--- ФРАГМЕНТ ТЕКСТА ---
Глава 12.На Седло без кислорода

28 и 29 мая

В палатке Чарлз бухнулся на матрац. Он выглядел очень усталым, а вокруг рта запеклась пена от жажды. Он хотел чаю, больше чаю. Я вышел, чтобы проверить, осталось ли что-нибудь в каком-нибудь баллоне. В больших черных баллонах не осталось ровно ничего. Но что в тех баллонах, которые нёс Том при спуске? В одном из баллонов из легкого сплава — благослови его, боже! — было давление в 89 кг/кв. см. Я удивился, почему так мало думал о преодолении этих склонов без кислорода, когда британские экспедиции с севера вполне обходились без него на высотах, значительно превышающих 6900 метров. Я был слишком избалован. Затем подумал, что восхождение с севера намного легче, чем отсюда. Фактически на большой части пути они обходились без верёвки. К тому же мне, может быть, придется проводить спасательные работы на ещё большей высоте, восстанавливать палатки и наверняка ухаживать за уставшими после восхождения людьми. Уютно устроившись, поглощая суп и колбасу, я спрашивал себя, достаточно ли надежно поставили этой ночью свою палатку Эд и Тенсинг. Здесь не было ветра, только тот же глухой гул, доносящийся с Седла, нарушал тишину. Мне довелось узнать на следующий день, что условия для них были не так уж тяжелы. В тот момент они были укрыты в маленькой, установленной наклонно палатке на высоте 8510 метров. Грег, Джордж и Анг Ниима вернулись на Седло.

--- ВЫДЕРЖКИ ИЗ ЗАПИСЕЙ ---
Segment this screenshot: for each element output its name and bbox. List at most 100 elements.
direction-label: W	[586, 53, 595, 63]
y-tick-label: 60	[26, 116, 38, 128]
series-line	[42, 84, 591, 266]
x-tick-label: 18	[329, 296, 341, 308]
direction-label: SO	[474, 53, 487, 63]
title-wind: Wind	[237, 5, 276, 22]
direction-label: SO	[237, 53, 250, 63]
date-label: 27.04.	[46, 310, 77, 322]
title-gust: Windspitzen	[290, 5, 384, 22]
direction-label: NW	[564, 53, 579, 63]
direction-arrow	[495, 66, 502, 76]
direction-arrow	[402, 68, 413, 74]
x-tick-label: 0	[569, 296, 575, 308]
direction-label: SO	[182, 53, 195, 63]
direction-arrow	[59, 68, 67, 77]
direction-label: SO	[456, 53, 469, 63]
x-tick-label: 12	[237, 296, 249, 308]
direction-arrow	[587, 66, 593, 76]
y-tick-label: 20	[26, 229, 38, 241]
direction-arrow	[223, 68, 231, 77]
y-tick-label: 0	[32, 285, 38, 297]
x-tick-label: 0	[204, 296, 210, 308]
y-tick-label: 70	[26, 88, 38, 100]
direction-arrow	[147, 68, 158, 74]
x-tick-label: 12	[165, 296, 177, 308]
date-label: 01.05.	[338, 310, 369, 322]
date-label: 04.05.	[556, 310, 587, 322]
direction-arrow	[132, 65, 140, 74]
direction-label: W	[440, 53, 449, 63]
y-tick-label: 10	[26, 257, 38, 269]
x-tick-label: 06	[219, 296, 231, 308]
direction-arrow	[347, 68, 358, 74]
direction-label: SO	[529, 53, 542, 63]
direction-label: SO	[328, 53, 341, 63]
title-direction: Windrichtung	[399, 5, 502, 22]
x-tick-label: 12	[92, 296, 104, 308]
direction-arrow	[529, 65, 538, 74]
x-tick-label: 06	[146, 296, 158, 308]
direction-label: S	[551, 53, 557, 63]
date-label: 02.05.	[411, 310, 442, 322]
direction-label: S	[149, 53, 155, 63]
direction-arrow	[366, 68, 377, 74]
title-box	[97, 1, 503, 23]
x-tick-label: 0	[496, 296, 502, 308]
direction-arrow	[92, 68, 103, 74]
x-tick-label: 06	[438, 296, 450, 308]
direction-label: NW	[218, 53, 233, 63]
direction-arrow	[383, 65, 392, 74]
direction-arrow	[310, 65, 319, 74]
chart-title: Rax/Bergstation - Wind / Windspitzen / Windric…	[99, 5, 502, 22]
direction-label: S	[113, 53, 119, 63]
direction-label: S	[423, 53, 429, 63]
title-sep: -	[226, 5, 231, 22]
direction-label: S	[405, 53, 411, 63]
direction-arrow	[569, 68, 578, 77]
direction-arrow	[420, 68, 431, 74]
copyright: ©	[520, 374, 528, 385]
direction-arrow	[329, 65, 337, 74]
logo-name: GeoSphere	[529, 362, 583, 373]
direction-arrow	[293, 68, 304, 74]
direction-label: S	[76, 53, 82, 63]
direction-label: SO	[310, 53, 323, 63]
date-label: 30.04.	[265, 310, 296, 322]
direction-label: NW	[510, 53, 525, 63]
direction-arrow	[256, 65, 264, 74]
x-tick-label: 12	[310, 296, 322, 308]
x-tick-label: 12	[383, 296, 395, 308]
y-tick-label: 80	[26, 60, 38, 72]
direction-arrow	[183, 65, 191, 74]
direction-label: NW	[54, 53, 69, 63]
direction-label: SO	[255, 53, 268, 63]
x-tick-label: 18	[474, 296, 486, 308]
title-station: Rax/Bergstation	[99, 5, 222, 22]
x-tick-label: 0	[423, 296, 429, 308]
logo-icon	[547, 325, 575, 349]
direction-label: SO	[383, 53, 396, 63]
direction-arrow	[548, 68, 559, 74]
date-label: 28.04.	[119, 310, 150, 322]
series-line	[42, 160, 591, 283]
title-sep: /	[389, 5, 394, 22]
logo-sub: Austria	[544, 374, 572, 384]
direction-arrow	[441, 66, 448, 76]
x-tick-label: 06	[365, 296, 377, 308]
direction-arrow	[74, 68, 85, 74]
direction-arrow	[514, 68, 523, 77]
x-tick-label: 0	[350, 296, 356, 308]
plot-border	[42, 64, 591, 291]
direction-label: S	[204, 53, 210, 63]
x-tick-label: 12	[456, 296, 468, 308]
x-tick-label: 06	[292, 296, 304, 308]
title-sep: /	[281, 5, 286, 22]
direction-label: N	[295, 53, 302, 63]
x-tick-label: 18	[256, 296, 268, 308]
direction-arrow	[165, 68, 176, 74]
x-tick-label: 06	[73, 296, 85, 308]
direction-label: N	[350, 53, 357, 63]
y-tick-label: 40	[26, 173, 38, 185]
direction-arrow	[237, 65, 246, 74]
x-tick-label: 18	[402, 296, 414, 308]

--- УСЛОВИЯ ЗАДАНИЯ ---
Объясните в одном–трёх предложениях, почему во фрагменте текста рассказчик удивляется, что так мало думал о преодолении склонов без кислорода. Записи никак не связаны с фрагментом текста.

--- ОТВЕТ НА ЗАДАНИЕ ---
Британские экспедиции, шедшие с севера, вполне обходились без кислорода на высотах, значительно превышающих 6900 метров. Поэтому рассказчик заключает, что был слишком избалован.